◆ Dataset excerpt

####

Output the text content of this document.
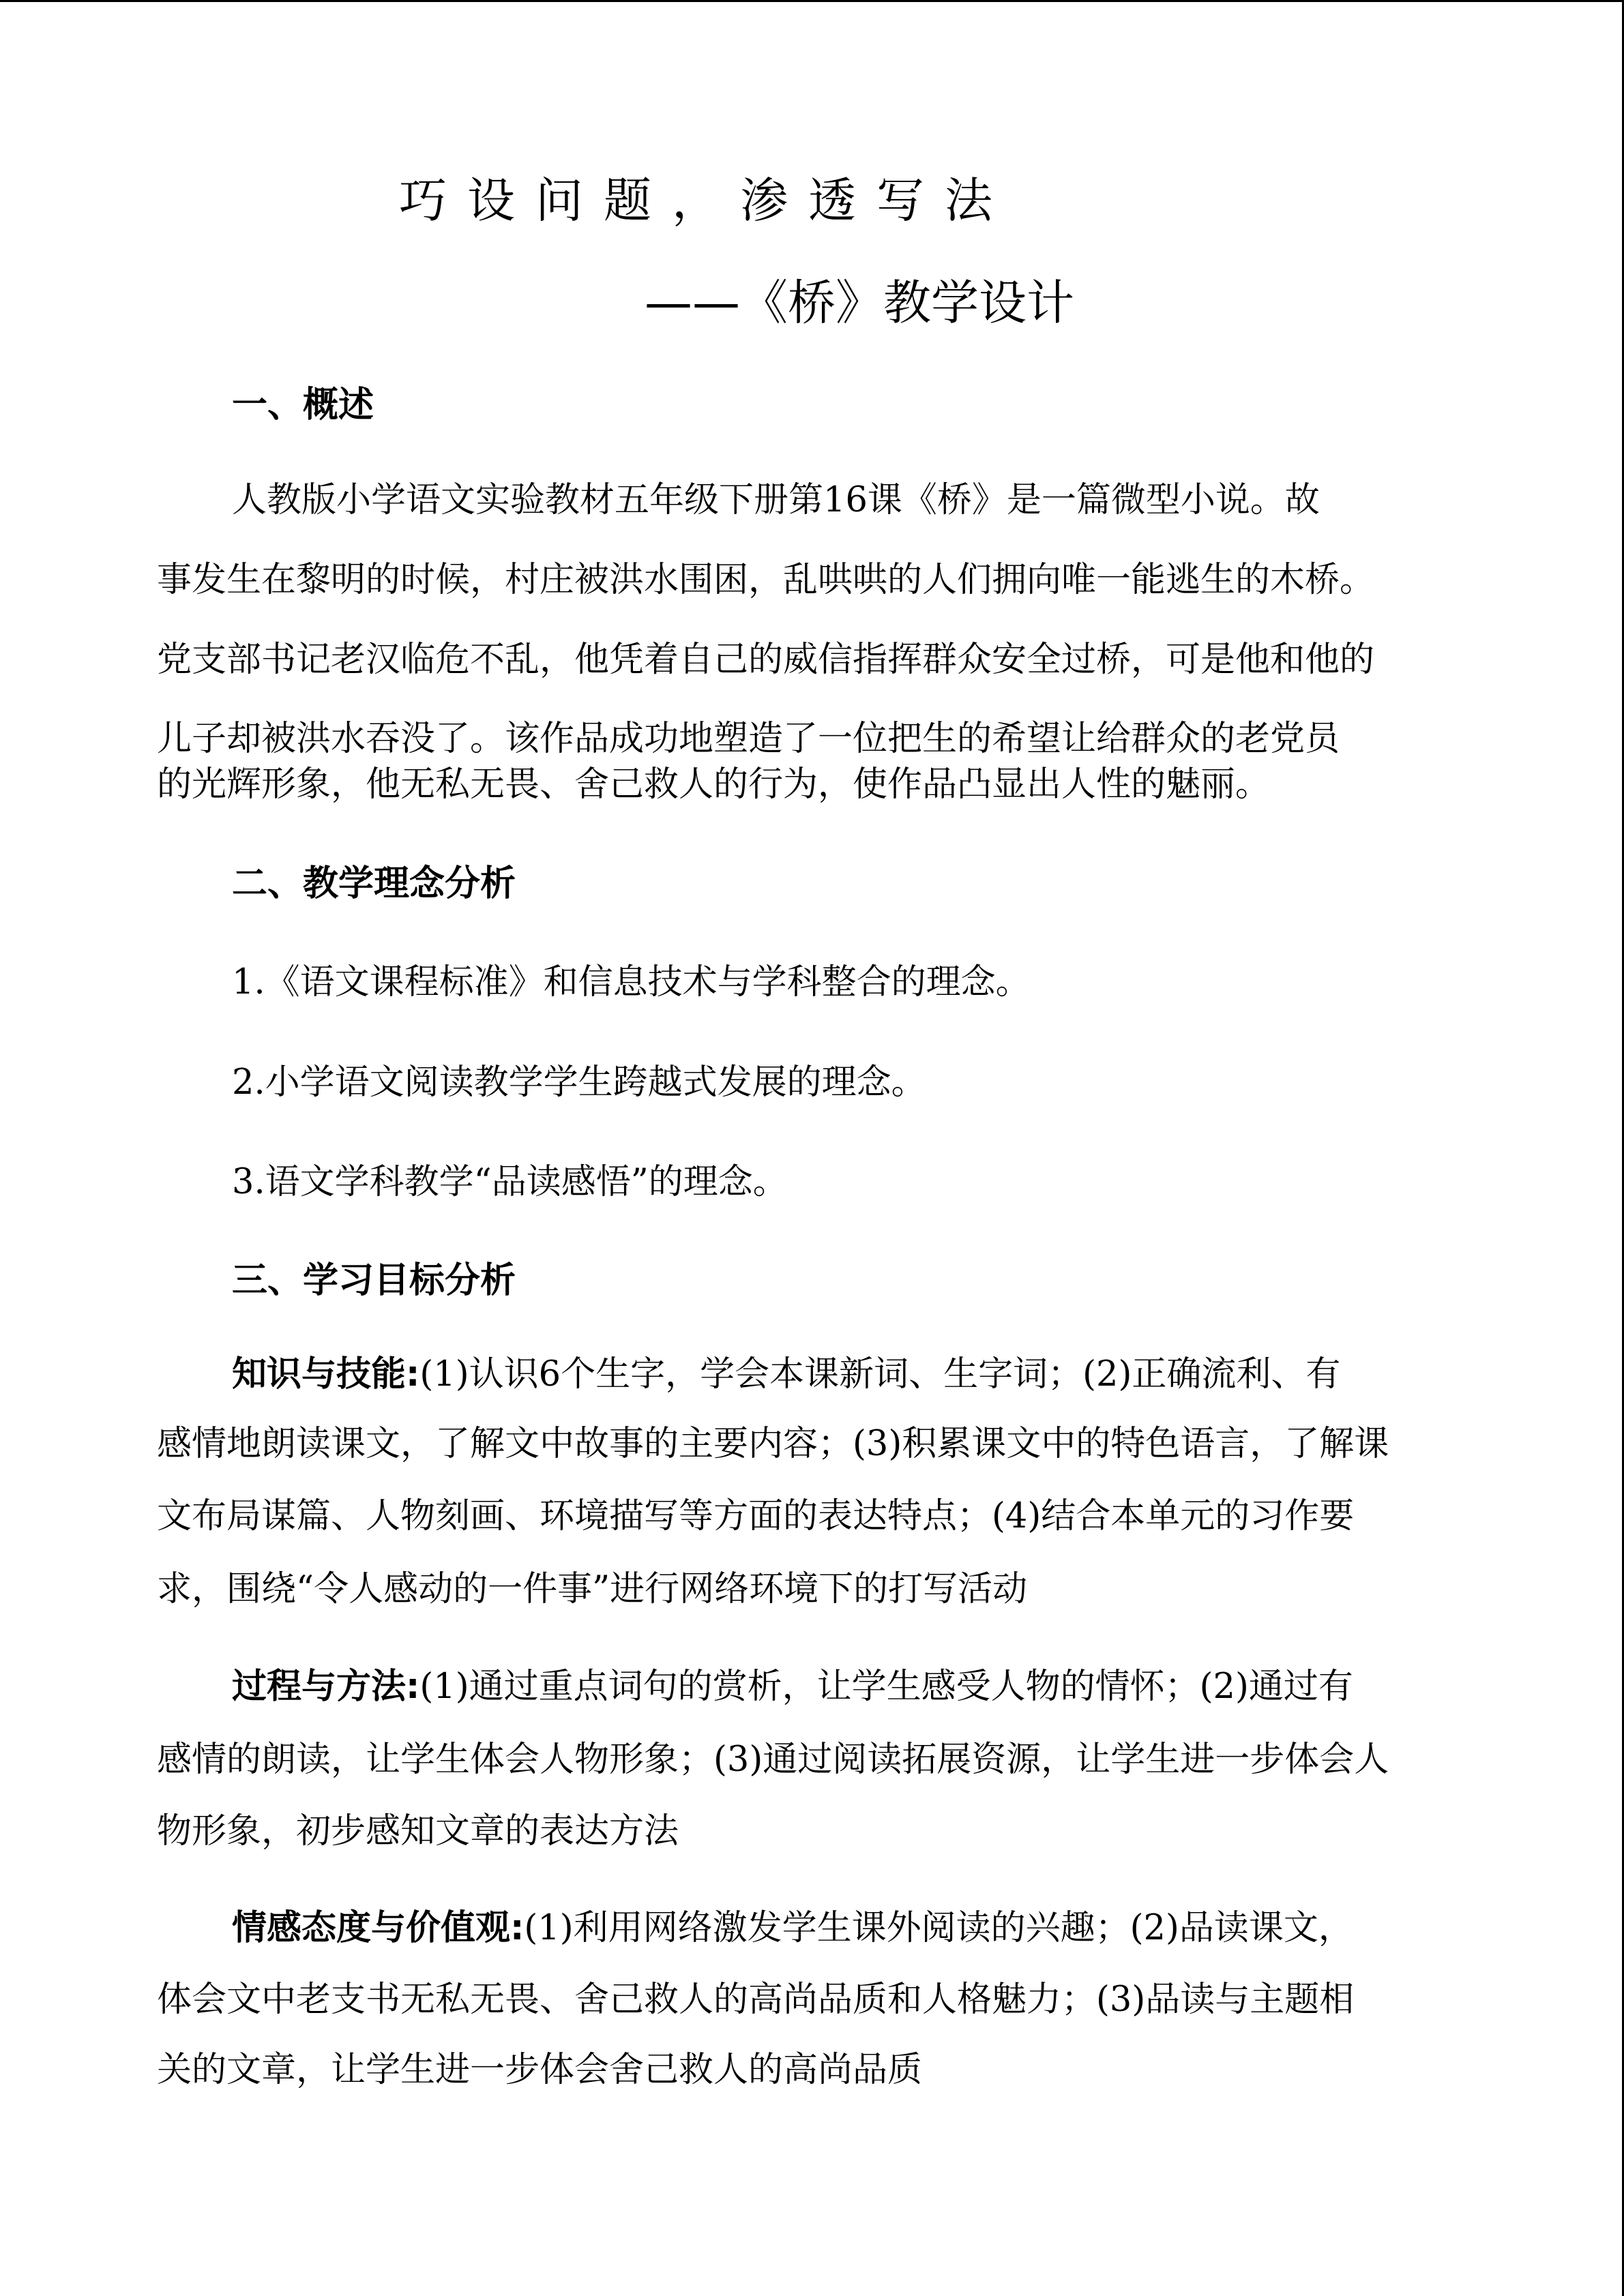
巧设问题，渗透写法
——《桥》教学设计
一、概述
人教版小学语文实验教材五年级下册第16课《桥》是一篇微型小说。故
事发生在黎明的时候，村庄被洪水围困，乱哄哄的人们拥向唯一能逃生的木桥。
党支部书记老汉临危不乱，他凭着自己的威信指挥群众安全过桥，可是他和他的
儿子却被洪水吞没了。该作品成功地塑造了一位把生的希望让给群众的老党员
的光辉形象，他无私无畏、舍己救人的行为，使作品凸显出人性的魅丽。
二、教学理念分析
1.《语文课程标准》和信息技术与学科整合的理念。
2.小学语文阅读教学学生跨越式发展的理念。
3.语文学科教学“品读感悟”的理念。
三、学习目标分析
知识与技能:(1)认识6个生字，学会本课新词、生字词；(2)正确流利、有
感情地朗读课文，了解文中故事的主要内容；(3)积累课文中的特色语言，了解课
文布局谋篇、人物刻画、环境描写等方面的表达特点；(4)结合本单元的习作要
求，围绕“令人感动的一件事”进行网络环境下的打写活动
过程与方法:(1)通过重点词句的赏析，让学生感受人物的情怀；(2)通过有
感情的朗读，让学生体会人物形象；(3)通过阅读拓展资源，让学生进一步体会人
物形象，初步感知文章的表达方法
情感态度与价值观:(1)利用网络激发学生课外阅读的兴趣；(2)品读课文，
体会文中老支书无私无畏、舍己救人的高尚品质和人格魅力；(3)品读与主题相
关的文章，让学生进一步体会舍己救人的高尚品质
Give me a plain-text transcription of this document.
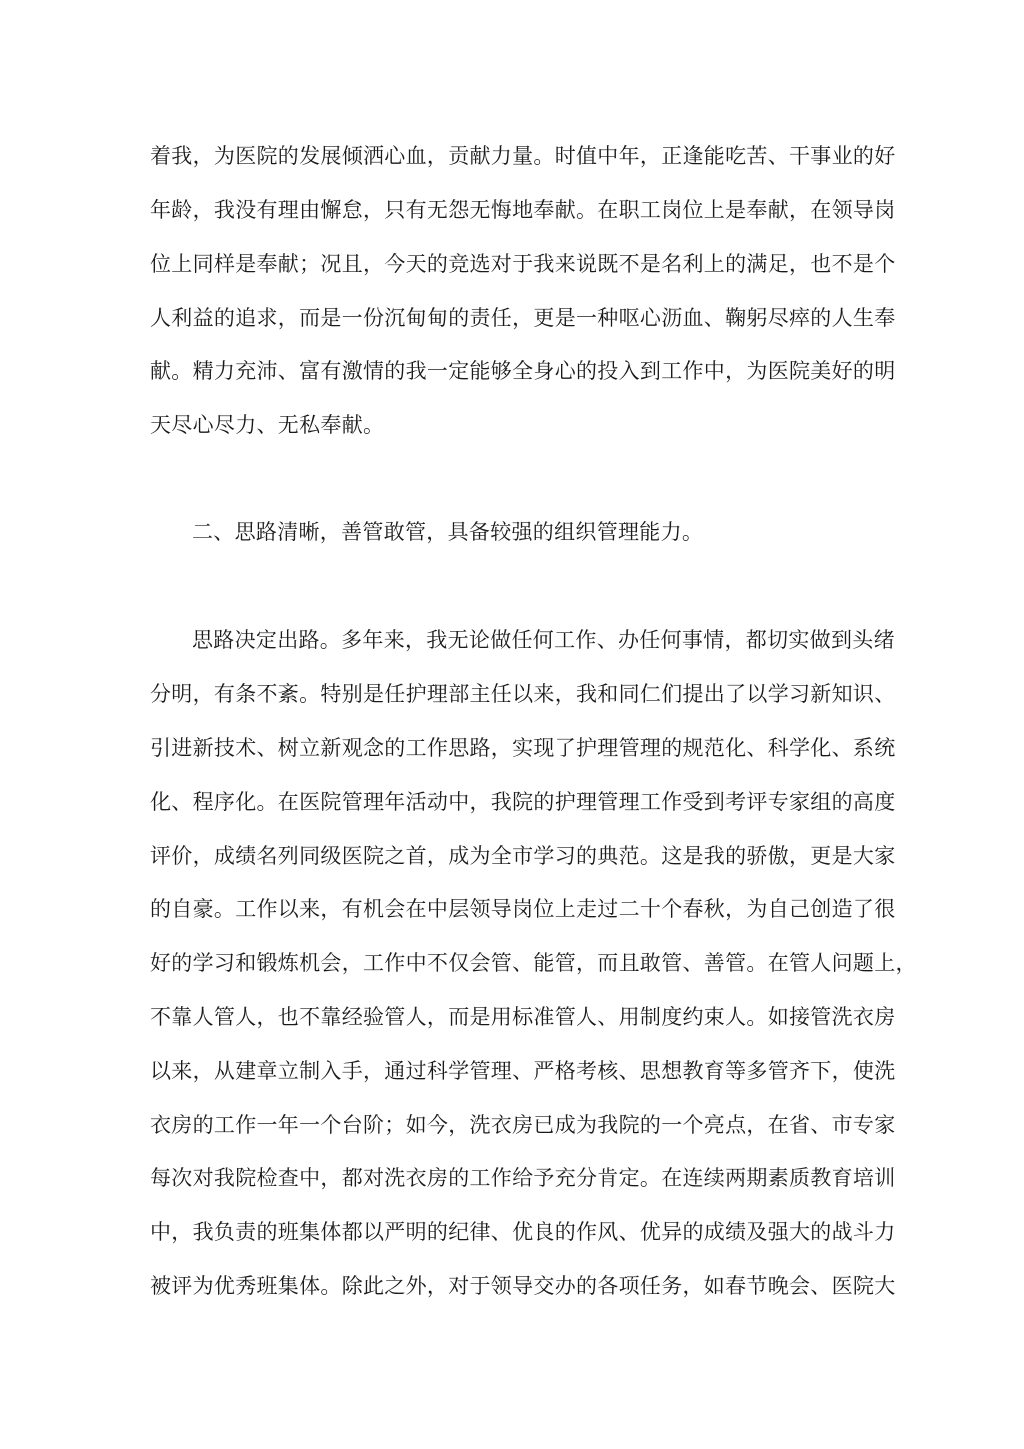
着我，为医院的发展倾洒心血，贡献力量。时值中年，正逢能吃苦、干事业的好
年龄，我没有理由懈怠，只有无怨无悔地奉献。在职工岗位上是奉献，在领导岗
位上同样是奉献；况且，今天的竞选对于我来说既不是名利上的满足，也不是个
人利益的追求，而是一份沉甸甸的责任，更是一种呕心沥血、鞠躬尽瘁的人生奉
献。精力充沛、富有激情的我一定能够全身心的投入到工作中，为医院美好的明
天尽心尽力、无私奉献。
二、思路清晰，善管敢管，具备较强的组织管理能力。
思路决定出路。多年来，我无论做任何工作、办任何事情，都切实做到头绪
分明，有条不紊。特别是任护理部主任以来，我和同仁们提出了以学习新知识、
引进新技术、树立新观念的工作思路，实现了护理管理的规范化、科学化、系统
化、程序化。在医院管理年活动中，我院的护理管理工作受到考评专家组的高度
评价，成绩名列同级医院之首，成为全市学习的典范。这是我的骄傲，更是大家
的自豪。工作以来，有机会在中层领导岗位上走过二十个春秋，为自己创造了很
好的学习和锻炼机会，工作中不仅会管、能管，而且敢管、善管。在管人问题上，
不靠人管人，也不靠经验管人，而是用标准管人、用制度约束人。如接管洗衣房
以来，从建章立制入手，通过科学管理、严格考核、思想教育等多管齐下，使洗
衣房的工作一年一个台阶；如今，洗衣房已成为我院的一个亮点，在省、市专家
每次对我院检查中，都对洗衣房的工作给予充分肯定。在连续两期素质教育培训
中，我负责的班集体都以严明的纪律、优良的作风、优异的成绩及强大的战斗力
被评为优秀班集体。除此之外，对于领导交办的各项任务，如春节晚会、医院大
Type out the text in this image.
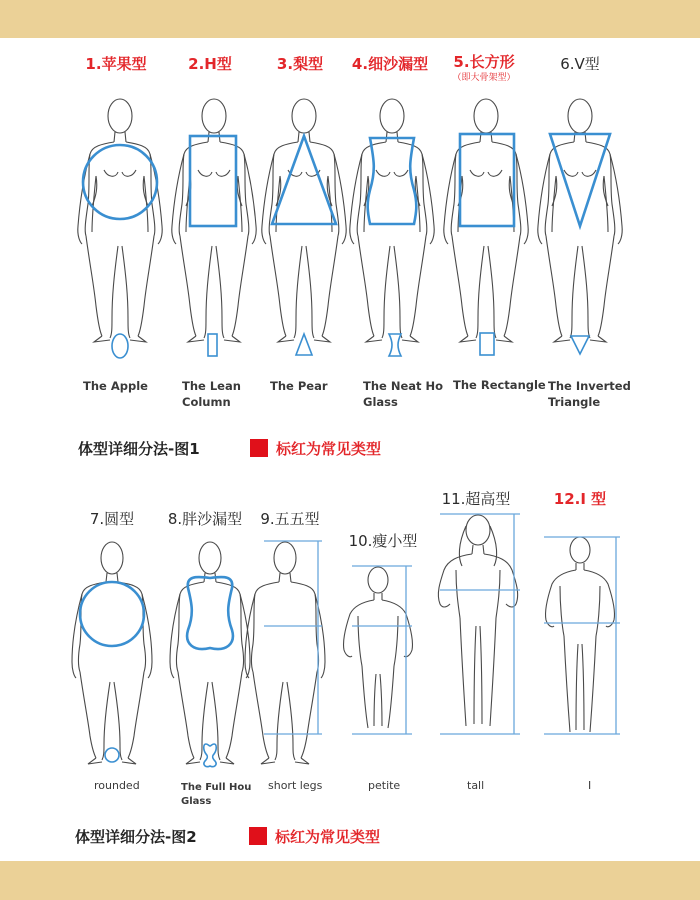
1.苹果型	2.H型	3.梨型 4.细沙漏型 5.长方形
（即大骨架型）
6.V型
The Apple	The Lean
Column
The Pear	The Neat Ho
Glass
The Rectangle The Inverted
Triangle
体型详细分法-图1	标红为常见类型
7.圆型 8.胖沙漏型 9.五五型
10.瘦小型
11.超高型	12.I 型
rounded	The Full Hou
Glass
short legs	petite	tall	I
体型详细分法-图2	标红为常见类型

####

◆ Problem to solve
Apart from the pictures, the entries above are to be repeated in full and exactly.

◆ Response
Output the text content of this document.
巧设问题，渗透写法
——《桥》教学设计
一、概述
人教版小学语文实验教材五年级下册第16课《桥》是一篇微型小说。故
事发生在黎明的时候，村庄被洪水围困，乱哄哄的人们拥向唯一能逃生的木桥。
党支部书记老汉临危不乱，他凭着自己的威信指挥群众安全过桥，可是他和他的
儿子却被洪水吞没了。该作品成功地塑造了一位把生的希望让给群众的老党员
的光辉形象，他无私无畏、舍己救人的行为，使作品凸显出人性的魅丽。
二、教学理念分析
1.《语文课程标准》和信息技术与学科整合的理念。
2.小学语文阅读教学学生跨越式发展的理念。
3.语文学科教学“品读感悟”的理念。
三、学习目标分析
知识与技能:(1)认识6个生字，学会本课新词、生字词；(2)正确流利、有
感情地朗读课文，了解文中故事的主要内容；(3)积累课文中的特色语言，了解课
文布局谋篇、人物刻画、环境描写等方面的表达特点；(4)结合本单元的习作要
求，围绕“令人感动的一件事”进行网络环境下的打写活动
过程与方法:(1)通过重点词句的赏析，让学生感受人物的情怀；(2)通过有
感情的朗读，让学生体会人物形象；(3)通过阅读拓展资源，让学生进一步体会人
物形象，初步感知文章的表达方法
情感态度与价值观:(1)利用网络激发学生课外阅读的兴趣；(2)品读课文，
体会文中老支书无私无畏、舍己救人的高尚品质和人格魅力；(3)品读与主题相
关的文章，让学生进一步体会舍己救人的高尚品质
Give me a plain-text transcription of this document.
着我，为医院的发展倾洒心血，贡献力量。时值中年，正逢能吃苦、干事业的好
年龄，我没有理由懈怠，只有无怨无悔地奉献。在职工岗位上是奉献，在领导岗
位上同样是奉献；况且，今天的竞选对于我来说既不是名利上的满足，也不是个
人利益的追求，而是一份沉甸甸的责任，更是一种呕心沥血、鞠躬尽瘁的人生奉
献。精力充沛、富有激情的我一定能够全身心的投入到工作中，为医院美好的明
天尽心尽力、无私奉献。
二、思路清晰，善管敢管，具备较强的组织管理能力。
思路决定出路。多年来，我无论做任何工作、办任何事情，都切实做到头绪
分明，有条不紊。特别是任护理部主任以来，我和同仁们提出了以学习新知识、
引进新技术、树立新观念的工作思路，实现了护理管理的规范化、科学化、系统
化、程序化。在医院管理年活动中，我院的护理管理工作受到考评专家组的高度
评价，成绩名列同级医院之首，成为全市学习的典范。这是我的骄傲，更是大家
的自豪。工作以来，有机会在中层领导岗位上走过二十个春秋，为自己创造了很
好的学习和锻炼机会，工作中不仅会管、能管，而且敢管、善管。在管人问题上，
不靠人管人，也不靠经验管人，而是用标准管人、用制度约束人。如接管洗衣房
以来，从建章立制入手，通过科学管理、严格考核、思想教育等多管齐下，使洗
衣房的工作一年一个台阶；如今，洗衣房已成为我院的一个亮点，在省、市专家
每次对我院检查中，都对洗衣房的工作给予充分肯定。在连续两期素质教育培训
中，我负责的班集体都以严明的纪律、优良的作风、优异的成绩及强大的战斗力
被评为优秀班集体。除此之外，对于领导交办的各项任务，如春节晚会、医院大
Type out the text in this image.
1.苹果型	2.H型	3.梨型 4.细沙漏型 5.长方形
（即大骨架型）
6.V型
The Apple	The Lean
Column
The Pear	The Neat Ho
Glass
The Rectangle The Inverted
Triangle
体型详细分法-图1	标红为常见类型
7.圆型 8.胖沙漏型 9.五五型
10.瘦小型
11.超高型	12.I 型
rounded	The Full Hou
Glass
short legs	petite	tall	I
体型详细分法-图2	标红为常见类型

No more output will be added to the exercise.